_EXERCISE REQUIREMENTS_:
Gather all lines with the word "name" in them.
BEGIN PROVIDED RECORDS
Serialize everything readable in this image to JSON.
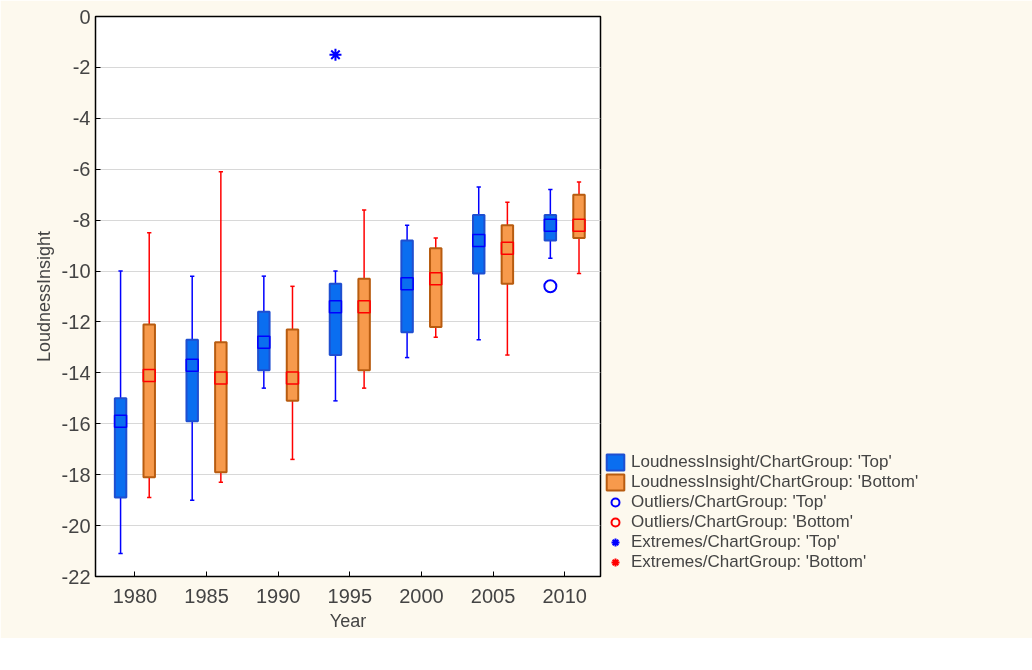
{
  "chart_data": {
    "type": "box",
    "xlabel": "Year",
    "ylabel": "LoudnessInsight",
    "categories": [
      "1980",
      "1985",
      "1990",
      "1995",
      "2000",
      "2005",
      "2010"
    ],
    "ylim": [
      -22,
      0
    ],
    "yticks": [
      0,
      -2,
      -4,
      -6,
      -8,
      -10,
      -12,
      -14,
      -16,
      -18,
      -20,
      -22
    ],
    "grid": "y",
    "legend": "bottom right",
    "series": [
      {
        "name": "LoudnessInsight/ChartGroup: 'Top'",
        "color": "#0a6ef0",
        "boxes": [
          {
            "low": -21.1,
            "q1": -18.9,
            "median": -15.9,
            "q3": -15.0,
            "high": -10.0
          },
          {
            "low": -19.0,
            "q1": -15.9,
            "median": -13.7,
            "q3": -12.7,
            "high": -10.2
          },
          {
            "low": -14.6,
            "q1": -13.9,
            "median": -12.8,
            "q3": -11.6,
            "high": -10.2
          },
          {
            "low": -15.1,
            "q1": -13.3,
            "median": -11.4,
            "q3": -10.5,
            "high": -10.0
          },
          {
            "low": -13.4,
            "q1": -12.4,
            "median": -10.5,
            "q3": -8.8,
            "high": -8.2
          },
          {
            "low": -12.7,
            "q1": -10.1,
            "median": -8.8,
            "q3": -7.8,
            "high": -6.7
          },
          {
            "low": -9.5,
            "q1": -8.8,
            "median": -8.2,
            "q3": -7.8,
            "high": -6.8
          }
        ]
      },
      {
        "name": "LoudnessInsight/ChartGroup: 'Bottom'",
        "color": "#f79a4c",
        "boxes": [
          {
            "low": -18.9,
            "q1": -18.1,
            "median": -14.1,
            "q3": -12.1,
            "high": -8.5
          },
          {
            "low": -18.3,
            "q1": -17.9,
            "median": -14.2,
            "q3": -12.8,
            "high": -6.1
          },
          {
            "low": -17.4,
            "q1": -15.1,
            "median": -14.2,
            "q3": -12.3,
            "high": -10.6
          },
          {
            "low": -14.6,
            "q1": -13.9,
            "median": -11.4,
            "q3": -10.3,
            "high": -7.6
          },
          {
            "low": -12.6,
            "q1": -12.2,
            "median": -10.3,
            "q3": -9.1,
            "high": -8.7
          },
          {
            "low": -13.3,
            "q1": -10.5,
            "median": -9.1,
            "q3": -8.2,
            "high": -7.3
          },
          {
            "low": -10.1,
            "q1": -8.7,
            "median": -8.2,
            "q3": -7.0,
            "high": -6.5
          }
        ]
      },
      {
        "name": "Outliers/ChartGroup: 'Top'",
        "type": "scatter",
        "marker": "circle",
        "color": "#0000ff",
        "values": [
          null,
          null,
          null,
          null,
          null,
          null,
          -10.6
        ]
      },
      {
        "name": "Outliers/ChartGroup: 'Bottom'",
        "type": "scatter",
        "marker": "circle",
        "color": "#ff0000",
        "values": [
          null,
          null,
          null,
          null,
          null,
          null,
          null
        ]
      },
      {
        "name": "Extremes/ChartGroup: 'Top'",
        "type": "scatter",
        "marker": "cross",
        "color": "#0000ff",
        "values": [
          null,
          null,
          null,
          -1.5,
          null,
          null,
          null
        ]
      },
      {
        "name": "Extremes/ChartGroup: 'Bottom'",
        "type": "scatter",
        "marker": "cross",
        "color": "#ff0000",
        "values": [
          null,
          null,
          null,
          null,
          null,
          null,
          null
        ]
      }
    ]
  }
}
END PROVIDED RECORDS
_COMPLETE ANSWER_:
        "name": "LoudnessInsight/ChartGroup: 'Top'",
        "name": "LoudnessInsight/ChartGroup: 'Bottom'",
        "name": "Outliers/ChartGroup: 'Top'",
        "name": "Outliers/ChartGroup: 'Bottom'",
        "name": "Extremes/ChartGroup: 'Top'",
        "name": "Extremes/ChartGroup: 'Bottom'",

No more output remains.